Ausgangstext:
* * * * *

Mittlerweile sind mehrere Wochen vergangen, aber es ist kein Ende des Skandales abzusehen. Wie der Stand der Dinge ist, ob und welche Konsequenzen es bei der Veterinärbehörde des Kreises Unna gibt - dazu hat sich Landrat Mario Löhr am Dienstagmittag (17. August) geäußert. Zudem erklärte Uwe Hasche, Dezernent Gesundheit und Verbraucherschutz des Kreises, wie man künftig Tierhaltungsbetriebe kontrollieren wird. Das aufgezeichnete Video von der Pressekonferenz am Mittag:
Die wichtigsten Aussagen aus der Pressekonferenz:
Landrat Mario Löhr kündigt als Konsequenz aus dem Skandal an, dass man personell „im zweistelligen Bereich“ das Veterinärarmt verstärken wird. Aktuell arbeiten dort 42 Mitarbeiterinnen und Mitarbeiter. Hier habe es keine Hinweise gegeben, dass hier grob fahrlässig gehandelt wurde. Zudem kündigte er zusätzliche und unangemeldete Kontrollen an. „Wir werden hier rigoros hinterher gehen“, kündigte der Landrat an. „Ich werde so etwas nicht tolerieren und habe es auch in der Vergangenheit nicht toleriert. Ich will so etwas nie wieder erleben. Aber auszuschließen ist es einfach nicht“, erklärt Mario Löhr mit Blick auf kriminelle Machenschaften in Betrieben.
Uwe Hasche, Dezernent Gesundheit und Verbraucherschutz des Kreises, erklärt eingangs, welche Ordnungsverfügungen gegen die Firma Mecke GmbH ausgesprochen worden sind. Neben dem Halten, Verarbeiten oder Töten von Tieren gehört der Handel mit Wirbeltieren dazu. Neu ist, dass am Freitag (13. August) zudem verfügt wurde, dass auch der Nutztierbestand in der Viehsammelstelle an der Lünener Straße aufgelöst werden muss. Dafür gibt der Kreis Unna Marko Mecke vier Wochen Zeit.

* * * * *

Datenblock:
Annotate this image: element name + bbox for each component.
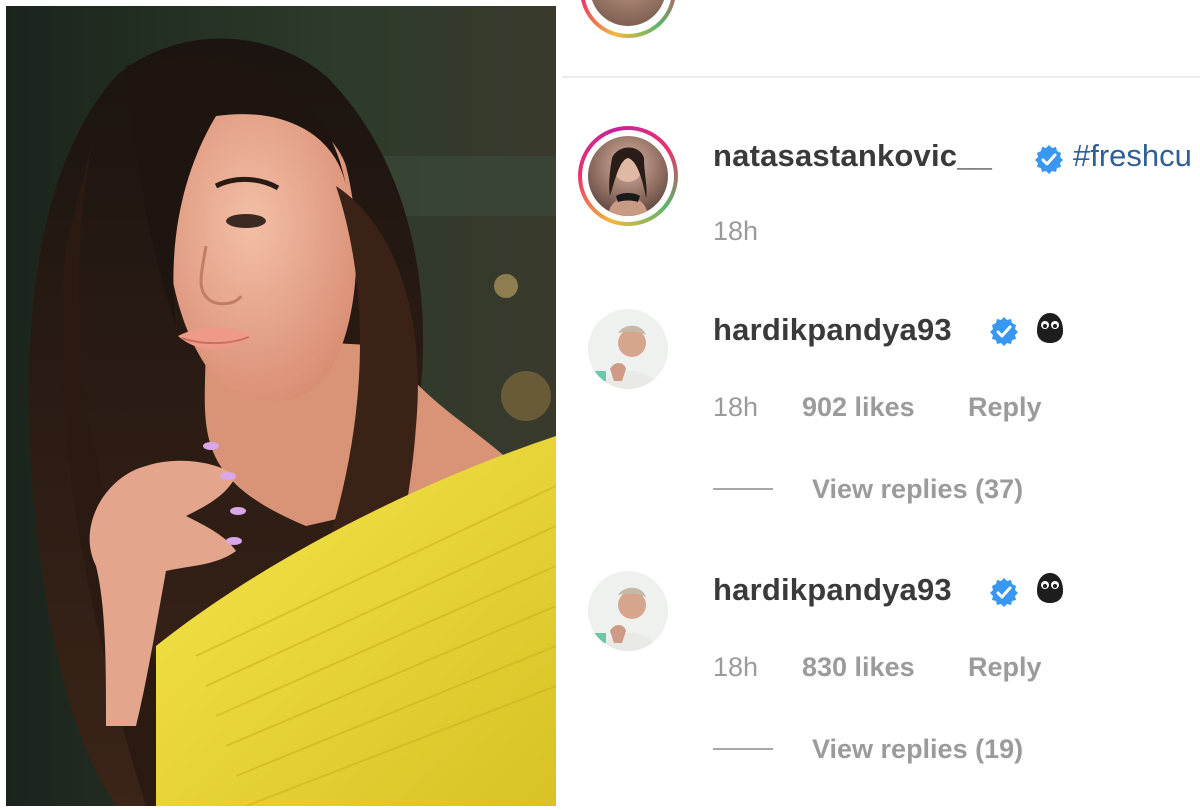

* * * * *

Aufgabenbeschreibung: Können Sie den Bericht über die Pressekonferenz zum Skandal beim Kreis Unna nach seinem letzten Satz aufgreifen und weiterschreiben?

Antwort:
Hasche erklärt noch einmal, wieso man am Freitag erst reagiert hat und etwa die Schlachterei an der Lippestraße in Werne geschlossen worden ist. „Wir konnten es vorher rechtlich nicht auf sichere Beine stellen.“ Die nun verhängten Ordnungsverfügungen gelten mit sofortiger Wirkung und somit so lange, wie sie kein Gericht aufheben.
Viehsammelstelle in Werne einmal im Monat kontrolliert
Zur Vorgeschichte sagt Hasche: „Die Viehsammelstelle wurde einmal im Monat kontrolliert - und zwar im Zusammenhang mit anstehenden Pferde-Lieferungen. Wir haben Akteneinsicht dazu bekommen.“ Elf Kontrollen haben in 2020 stattgefunden, im Jahr 2021 neun Kontrollen, so Hasche weiter. Es wurde demnach jedes einzelne Tier angeschaut, ebenso die Viehsammelstelle an sich. Man schaute etwa nach, ob es genügend Tränken gegeben hat.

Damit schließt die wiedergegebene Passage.